## What is asked
Write out all entries word for word.

## The data
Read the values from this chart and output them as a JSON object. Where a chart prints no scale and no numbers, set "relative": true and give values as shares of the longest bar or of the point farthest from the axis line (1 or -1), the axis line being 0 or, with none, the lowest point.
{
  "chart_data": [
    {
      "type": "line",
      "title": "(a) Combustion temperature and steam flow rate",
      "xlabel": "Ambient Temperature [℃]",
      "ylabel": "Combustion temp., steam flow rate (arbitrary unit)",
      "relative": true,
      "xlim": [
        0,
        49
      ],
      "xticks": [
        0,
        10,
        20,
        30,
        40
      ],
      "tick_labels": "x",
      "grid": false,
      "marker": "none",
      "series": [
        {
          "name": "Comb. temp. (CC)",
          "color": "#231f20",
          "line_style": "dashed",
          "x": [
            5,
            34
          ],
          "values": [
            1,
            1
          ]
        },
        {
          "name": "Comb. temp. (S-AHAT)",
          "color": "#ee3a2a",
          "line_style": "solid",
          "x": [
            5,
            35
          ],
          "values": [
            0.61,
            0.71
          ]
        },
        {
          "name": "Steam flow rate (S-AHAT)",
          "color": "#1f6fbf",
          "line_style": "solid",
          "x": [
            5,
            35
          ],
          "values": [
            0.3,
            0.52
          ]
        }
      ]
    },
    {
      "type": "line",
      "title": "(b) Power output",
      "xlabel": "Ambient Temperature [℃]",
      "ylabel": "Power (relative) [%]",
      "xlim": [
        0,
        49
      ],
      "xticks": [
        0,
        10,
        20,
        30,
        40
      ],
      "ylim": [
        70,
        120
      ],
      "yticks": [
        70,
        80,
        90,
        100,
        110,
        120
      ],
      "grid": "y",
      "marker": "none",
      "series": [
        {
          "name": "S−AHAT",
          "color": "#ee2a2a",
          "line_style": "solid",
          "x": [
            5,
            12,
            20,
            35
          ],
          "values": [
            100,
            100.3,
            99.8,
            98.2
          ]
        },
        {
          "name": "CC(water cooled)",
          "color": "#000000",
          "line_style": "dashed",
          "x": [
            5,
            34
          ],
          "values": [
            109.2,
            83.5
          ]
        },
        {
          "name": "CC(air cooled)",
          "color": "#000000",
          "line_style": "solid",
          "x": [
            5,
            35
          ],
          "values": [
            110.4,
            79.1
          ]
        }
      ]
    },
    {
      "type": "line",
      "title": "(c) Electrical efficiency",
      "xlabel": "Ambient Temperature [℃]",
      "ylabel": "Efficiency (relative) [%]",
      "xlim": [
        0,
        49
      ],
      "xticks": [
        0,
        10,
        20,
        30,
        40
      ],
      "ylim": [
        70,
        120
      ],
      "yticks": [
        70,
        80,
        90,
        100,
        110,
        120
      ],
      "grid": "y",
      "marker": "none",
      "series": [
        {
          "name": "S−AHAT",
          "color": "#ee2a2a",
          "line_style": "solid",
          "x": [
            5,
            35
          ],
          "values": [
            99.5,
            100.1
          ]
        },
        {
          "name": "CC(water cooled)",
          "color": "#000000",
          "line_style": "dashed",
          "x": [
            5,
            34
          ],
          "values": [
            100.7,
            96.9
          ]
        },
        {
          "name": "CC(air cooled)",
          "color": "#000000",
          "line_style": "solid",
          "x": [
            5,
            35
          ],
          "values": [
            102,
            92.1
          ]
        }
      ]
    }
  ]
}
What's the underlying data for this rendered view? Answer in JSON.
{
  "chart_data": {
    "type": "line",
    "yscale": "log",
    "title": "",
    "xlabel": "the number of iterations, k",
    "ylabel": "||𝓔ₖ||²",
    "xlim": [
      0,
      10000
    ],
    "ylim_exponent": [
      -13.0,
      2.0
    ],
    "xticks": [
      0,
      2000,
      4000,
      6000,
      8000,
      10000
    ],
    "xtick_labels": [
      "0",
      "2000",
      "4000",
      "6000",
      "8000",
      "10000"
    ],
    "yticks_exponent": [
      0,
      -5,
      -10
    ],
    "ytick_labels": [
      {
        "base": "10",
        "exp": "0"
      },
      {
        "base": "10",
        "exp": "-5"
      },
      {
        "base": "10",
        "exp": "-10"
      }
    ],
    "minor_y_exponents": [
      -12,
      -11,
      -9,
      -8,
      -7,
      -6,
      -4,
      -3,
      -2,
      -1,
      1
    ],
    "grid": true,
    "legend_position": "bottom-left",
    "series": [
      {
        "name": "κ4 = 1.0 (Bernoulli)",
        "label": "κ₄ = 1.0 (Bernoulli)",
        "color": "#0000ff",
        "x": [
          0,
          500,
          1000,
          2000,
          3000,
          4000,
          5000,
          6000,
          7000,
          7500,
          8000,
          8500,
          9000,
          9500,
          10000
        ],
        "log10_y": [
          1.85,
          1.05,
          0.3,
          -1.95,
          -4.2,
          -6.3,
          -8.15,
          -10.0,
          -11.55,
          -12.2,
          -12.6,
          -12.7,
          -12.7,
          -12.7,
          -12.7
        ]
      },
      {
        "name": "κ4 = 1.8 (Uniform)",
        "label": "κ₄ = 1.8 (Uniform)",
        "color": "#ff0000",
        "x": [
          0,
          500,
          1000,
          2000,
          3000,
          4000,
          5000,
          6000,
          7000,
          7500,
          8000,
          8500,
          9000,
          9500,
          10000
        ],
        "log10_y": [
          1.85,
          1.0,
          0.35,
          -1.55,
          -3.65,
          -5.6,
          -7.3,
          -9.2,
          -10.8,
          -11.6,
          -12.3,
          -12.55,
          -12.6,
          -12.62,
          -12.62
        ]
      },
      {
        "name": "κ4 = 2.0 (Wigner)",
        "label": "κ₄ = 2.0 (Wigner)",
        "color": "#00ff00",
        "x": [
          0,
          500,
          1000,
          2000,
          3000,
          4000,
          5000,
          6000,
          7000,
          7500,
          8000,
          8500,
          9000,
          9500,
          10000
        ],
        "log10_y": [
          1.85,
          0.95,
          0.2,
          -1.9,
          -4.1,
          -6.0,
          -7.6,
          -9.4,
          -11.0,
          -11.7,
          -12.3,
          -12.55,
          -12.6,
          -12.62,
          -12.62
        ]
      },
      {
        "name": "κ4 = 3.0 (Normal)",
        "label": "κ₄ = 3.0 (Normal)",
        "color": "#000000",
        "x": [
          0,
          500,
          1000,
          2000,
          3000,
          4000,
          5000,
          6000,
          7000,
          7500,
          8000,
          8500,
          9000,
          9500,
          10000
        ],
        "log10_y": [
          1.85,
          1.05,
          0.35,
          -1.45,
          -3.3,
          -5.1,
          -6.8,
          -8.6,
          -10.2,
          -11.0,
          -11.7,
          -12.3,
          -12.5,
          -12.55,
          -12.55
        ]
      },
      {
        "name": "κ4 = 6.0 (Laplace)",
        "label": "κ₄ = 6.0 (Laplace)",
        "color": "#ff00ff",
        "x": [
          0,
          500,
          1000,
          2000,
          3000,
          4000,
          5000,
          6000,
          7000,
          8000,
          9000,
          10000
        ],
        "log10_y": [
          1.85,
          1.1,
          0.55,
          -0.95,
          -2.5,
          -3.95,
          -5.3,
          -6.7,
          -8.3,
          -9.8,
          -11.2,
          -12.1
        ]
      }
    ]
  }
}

## Solved exercise
Read the values from this chart and output them as a JSON object. Where a chart prints no scale and no numbers, set "relative": true and give values as shares of the longest bar or of the point farthest from the axis line (1 or -1), the axis line being 0 or, with none, the lowest point.
{
  "chart_data": [
    {
      "type": "line",
      "title": "(a) Combustion temperature and steam flow rate",
      "xlabel": "Ambient Temperature [℃]",
      "ylabel": "Combustion temp., steam flow rate (arbitrary unit)",
      "relative": true,
      "xlim": [
        0,
        49
      ],
      "xticks": [
        0,
        10,
        20,
        30,
        40
      ],
      "tick_labels": "x",
      "grid": false,
      "marker": "none",
      "series": [
        {
          "name": "Comb. temp. (CC)",
          "color": "#231f20",
          "line_style": "dashed",
          "x": [
            5,
            34
          ],
          "values": [
            1,
            1
          ]
        },
        {
          "name": "Comb. temp. (S-AHAT)",
          "color": "#ee3a2a",
          "line_style": "solid",
          "x": [
            5,
            35
          ],
          "values": [
            0.61,
            0.71
          ]
        },
        {
          "name": "Steam flow rate (S-AHAT)",
          "color": "#1f6fbf",
          "line_style": "solid",
          "x": [
            5,
            35
          ],
          "values": [
            0.3,
            0.52
          ]
        }
      ]
    },
    {
      "type": "line",
      "title": "(b) Power output",
      "xlabel": "Ambient Temperature [℃]",
      "ylabel": "Power (relative) [%]",
      "xlim": [
        0,
        49
      ],
      "xticks": [
        0,
        10,
        20,
        30,
        40
      ],
      "ylim": [
        70,
        120
      ],
      "yticks": [
        70,
        80,
        90,
        100,
        110,
        120
      ],
      "grid": "y",
      "marker": "none",
      "series": [
        {
          "name": "S−AHAT",
          "color": "#ee2a2a",
          "line_style": "solid",
          "x": [
            5,
            12,
            20,
            35
          ],
          "values": [
            100,
            100.3,
            99.8,
            98.2
          ]
        },
        {
          "name": "CC(water cooled)",
          "color": "#000000",
          "line_style": "dashed",
          "x": [
            5,
            34
          ],
          "values": [
            109.2,
            83.5
          ]
        },
        {
          "name": "CC(air cooled)",
          "color": "#000000",
          "line_style": "solid",
          "x": [
            5,
            35
          ],
          "values": [
            110.4,
            79.1
          ]
        }
      ]
    },
    {
      "type": "line",
      "title": "(c) Electrical efficiency",
      "xlabel": "Ambient Temperature [℃]",
      "ylabel": "Efficiency (relative) [%]",
      "xlim": [
        0,
        49
      ],
      "xticks": [
        0,
        10,
        20,
        30,
        40
      ],
      "ylim": [
        70,
        120
      ],
      "yticks": [
        70,
        80,
        90,
        100,
        110,
        120
      ],
      "grid": "y",
      "marker": "none",
      "series": [
        {
          "name": "S−AHAT",
          "color": "#ee2a2a",
          "line_style": "solid",
          "x": [
            5,
            35
          ],
          "values": [
            99.5,
            100.1
          ]
        },
        {
          "name": "CC(water cooled)",
          "color": "#000000",
          "line_style": "dashed",
          "x": [
            5,
            34
          ],
          "values": [
            100.7,
            96.9
          ]
        },
        {
          "name": "CC(air cooled)",
          "color": "#000000",
          "line_style": "solid",
          "x": [
            5,
            35
          ],
          "values": [
            102,
            92.1
          ]
        }
      ]
    }
  ]
}
What's the underlying data for this rendered view? Answer in JSON.
{
  "chart_data": {
    "type": "line",
    "yscale": "log",
    "title": "",
    "xlabel": "the number of iterations, k",
    "ylabel": "||𝓔ₖ||²",
    "xlim": [
      0,
      10000
    ],
    "ylim_exponent": [
      -13.0,
      2.0
    ],
    "xticks": [
      0,
      2000,
      4000,
      6000,
      8000,
      10000
    ],
    "xtick_labels": [
      "0",
      "2000",
      "4000",
      "6000",
      "8000",
      "10000"
    ],
    "yticks_exponent": [
      0,
      -5,
      -10
    ],
    "ytick_labels": [
      {
        "base": "10",
        "exp": "0"
      },
      {
        "base": "10",
        "exp": "-5"
      },
      {
        "base": "10",
        "exp": "-10"
      }
    ],
    "minor_y_exponents": [
      -12,
      -11,
      -9,
      -8,
      -7,
      -6,
      -4,
      -3,
      -2,
      -1,
      1
    ],
    "grid": true,
    "legend_position": "bottom-left",
    "series": [
      {
        "name": "κ4 = 1.0 (Bernoulli)",
        "label": "κ₄ = 1.0 (Bernoulli)",
        "color": "#0000ff",
        "x": [
          0,
          500,
          1000,
          2000,
          3000,
          4000,
          5000,
          6000,
          7000,
          7500,
          8000,
          8500,
          9000,
          9500,
          10000
        ],
        "log10_y": [
          1.85,
          1.05,
          0.3,
          -1.95,
          -4.2,
          -6.3,
          -8.15,
          -10.0,
          -11.55,
          -12.2,
          -12.6,
          -12.7,
          -12.7,
          -12.7,
          -12.7
        ]
      },
      {
        "name": "κ4 = 1.8 (Uniform)",
        "label": "κ₄ = 1.8 (Uniform)",
        "color": "#ff0000",
        "x": [
          0,
          500,
          1000,
          2000,
          3000,
          4000,
          5000,
          6000,
          7000,
          7500,
          8000,
          8500,
          9000,
          9500,
          10000
        ],
        "log10_y": [
          1.85,
          1.0,
          0.35,
          -1.55,
          -3.65,
          -5.6,
          -7.3,
          -9.2,
          -10.8,
          -11.6,
          -12.3,
          -12.55,
          -12.6,
          -12.62,
          -12.62
        ]
      },
      {
        "name": "κ4 = 2.0 (Wigner)",
        "label": "κ₄ = 2.0 (Wigner)",
        "color": "#00ff00",
        "x": [
          0,
          500,
          1000,
          2000,
          3000,
          4000,
          5000,
          6000,
          7000,
          7500,
          8000,
          8500,
          9000,
          9500,
          10000
        ],
        "log10_y": [
          1.85,
          0.95,
          0.2,
          -1.9,
          -4.1,
          -6.0,
          -7.6,
          -9.4,
          -11.0,
          -11.7,
          -12.3,
          -12.55,
          -12.6,
          -12.62,
          -12.62
        ]
      },
      {
        "name": "κ4 = 3.0 (Normal)",
        "label": "κ₄ = 3.0 (Normal)",
        "color": "#000000",
        "x": [
          0,
          500,
          1000,
          2000,
          3000,
          4000,
          5000,
          6000,
          7000,
          7500,
          8000,
          8500,
          9000,
          9500,
          10000
        ],
        "log10_y": [
          1.85,
          1.05,
          0.35,
          -1.45,
          -3.3,
          -5.1,
          -6.8,
          -8.6,
          -10.2,
          -11.0,
          -11.7,
          -12.3,
          -12.5,
          -12.55,
          -12.55
        ]
      },
      {
        "name": "κ4 = 6.0 (Laplace)",
        "label": "κ₄ = 6.0 (Laplace)",
        "color": "#ff00ff",
        "x": [
          0,
          500,
          1000,
          2000,
          3000,
          4000,
          5000,
          6000,
          7000,
          8000,
          9000,
          10000
        ],
        "log10_y": [
          1.85,
          1.1,
          0.55,
          -0.95,
          -2.5,
          -3.95,
          -5.3,
          -6.7,
          -8.3,
          -9.8,
          -11.2,
          -12.1
        ]
      }
    ]
  }
}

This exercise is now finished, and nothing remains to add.